Entries taken from a collection
────────────────

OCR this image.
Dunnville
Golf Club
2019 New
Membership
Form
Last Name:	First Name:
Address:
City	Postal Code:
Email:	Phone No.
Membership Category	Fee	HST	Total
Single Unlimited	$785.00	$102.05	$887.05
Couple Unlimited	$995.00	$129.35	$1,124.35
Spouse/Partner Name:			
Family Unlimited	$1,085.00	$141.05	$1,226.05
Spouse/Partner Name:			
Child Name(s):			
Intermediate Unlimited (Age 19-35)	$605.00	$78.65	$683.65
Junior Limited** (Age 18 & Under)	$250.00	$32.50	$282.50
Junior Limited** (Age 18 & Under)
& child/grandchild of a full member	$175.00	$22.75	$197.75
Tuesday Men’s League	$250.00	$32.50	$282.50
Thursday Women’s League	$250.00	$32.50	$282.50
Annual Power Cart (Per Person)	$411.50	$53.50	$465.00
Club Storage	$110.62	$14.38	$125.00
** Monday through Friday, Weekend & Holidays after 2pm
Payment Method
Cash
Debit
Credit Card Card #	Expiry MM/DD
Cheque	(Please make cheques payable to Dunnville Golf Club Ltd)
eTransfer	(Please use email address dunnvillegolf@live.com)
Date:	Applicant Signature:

────────────────

**AIM OF THE TASK**
Produce an exact copy of every entry above.

**RESULT**
OCR this image.
Dunnville
Golf Club
2019 New
Membership
Form
Last Name:	First Name:
Address:
City	Postal Code:
Email:	Phone No.
Membership Category	Fee	HST	Total
Single Unlimited	$785.00	$102.05	$887.05
Couple Unlimited	$995.00	$129.35	$1,124.35
Spouse/Partner Name:			
Family Unlimited	$1,085.00	$141.05	$1,226.05
Spouse/Partner Name:			
Child Name(s):			
Intermediate Unlimited (Age 19-35)	$605.00	$78.65	$683.65
Junior Limited** (Age 18 & Under)	$250.00	$32.50	$282.50
Junior Limited** (Age 18 & Under)
& child/grandchild of a full member	$175.00	$22.75	$197.75
Tuesday Men’s League	$250.00	$32.50	$282.50
Thursday Women’s League	$250.00	$32.50	$282.50
Annual Power Cart (Per Person)	$411.50	$53.50	$465.00
Club Storage	$110.62	$14.38	$125.00
** Monday through Friday, Weekend & Holidays after 2pm
Payment Method
Cash
Debit
Credit Card Card #	Expiry MM/DD
Cheque	(Please make cheques payable to Dunnville Golf Club Ltd)
eTransfer	(Please use email address dunnvillegolf@live.com)
Date:	Applicant Signature:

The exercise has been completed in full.